• [DATASET CONTENT]

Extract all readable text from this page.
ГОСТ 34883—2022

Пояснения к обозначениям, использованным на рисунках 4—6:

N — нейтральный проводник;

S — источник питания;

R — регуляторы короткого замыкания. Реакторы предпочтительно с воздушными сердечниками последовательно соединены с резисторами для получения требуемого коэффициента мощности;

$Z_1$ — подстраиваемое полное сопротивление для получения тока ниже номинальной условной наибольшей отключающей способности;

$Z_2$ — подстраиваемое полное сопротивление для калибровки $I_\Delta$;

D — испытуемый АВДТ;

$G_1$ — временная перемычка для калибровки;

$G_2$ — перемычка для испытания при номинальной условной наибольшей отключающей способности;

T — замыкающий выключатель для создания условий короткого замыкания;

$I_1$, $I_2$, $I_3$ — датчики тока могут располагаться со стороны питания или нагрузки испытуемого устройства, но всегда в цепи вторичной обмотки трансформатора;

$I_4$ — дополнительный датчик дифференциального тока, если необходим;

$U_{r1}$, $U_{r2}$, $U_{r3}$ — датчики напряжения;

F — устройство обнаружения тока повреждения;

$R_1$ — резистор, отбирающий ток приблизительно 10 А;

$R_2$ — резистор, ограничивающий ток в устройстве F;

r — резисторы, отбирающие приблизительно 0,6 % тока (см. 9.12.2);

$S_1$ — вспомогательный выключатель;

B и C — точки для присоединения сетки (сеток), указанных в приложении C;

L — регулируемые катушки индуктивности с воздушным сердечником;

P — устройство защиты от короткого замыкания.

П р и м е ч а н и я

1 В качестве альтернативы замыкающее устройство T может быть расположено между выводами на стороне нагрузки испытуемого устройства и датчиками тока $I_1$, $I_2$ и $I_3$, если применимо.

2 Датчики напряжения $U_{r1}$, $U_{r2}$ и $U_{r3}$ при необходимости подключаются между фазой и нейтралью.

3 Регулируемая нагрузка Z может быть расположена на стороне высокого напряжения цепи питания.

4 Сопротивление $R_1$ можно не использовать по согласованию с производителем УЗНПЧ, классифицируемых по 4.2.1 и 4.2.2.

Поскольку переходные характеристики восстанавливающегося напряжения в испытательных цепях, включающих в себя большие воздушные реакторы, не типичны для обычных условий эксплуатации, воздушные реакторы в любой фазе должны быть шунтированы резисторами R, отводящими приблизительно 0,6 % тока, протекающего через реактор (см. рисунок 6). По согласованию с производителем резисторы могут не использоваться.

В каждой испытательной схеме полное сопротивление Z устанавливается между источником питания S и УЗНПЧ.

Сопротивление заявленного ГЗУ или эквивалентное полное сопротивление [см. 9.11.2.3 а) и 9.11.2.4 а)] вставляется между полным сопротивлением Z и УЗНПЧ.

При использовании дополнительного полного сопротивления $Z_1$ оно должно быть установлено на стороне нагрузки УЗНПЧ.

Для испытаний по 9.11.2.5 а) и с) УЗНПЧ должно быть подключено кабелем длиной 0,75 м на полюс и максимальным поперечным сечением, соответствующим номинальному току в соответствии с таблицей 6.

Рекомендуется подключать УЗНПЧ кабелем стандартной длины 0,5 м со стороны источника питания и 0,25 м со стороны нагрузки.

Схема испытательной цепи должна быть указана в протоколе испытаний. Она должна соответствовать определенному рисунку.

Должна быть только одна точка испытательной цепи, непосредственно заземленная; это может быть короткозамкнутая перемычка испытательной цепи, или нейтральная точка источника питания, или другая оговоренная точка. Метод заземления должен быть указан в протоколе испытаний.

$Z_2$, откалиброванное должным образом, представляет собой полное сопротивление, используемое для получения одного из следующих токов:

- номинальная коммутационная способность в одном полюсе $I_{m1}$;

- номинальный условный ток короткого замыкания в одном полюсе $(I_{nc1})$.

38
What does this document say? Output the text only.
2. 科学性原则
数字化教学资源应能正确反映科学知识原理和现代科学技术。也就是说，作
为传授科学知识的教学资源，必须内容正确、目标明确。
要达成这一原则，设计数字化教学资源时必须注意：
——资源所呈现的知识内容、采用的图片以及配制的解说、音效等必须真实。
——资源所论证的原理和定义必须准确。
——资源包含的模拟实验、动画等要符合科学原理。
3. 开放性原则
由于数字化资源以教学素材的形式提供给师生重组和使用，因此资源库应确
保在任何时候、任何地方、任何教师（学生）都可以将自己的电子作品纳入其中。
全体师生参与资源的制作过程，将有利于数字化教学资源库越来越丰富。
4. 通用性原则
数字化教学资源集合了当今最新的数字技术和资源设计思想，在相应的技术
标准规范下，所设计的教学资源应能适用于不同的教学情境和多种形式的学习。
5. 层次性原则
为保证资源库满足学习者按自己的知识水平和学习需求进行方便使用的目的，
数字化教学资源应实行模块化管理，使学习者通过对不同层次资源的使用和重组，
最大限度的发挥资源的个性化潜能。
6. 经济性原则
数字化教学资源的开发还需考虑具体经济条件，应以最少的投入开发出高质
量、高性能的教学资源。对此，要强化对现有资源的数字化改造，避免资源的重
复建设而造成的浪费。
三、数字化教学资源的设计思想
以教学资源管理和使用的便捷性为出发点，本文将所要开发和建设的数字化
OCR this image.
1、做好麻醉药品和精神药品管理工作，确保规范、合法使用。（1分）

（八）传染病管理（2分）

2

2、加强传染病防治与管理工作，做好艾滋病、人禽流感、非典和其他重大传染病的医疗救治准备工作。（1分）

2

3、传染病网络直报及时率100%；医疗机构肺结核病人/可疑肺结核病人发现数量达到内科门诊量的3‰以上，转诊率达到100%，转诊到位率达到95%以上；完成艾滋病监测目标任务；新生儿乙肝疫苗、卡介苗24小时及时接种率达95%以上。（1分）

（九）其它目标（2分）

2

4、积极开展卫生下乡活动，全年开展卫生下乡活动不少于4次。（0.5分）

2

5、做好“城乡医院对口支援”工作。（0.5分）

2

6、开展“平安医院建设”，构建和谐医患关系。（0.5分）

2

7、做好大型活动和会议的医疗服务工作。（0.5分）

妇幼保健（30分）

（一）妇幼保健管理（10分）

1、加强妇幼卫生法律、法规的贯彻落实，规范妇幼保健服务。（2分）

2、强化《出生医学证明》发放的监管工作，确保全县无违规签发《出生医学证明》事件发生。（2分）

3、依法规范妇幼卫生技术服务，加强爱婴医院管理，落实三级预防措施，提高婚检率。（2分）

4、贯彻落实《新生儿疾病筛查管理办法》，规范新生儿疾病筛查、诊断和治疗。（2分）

• [WHAT IS NEEDED]
List every line above that holds the word "отключающей".

• [OUTPUT BELOW]
$Z_1$ — подстраиваемое полное сопротивление для получения тока ниже номинальной условной наибольшей отключающей способности;
$G_2$ — перемычка для испытания при номинальной условной наибольшей отключающей способности;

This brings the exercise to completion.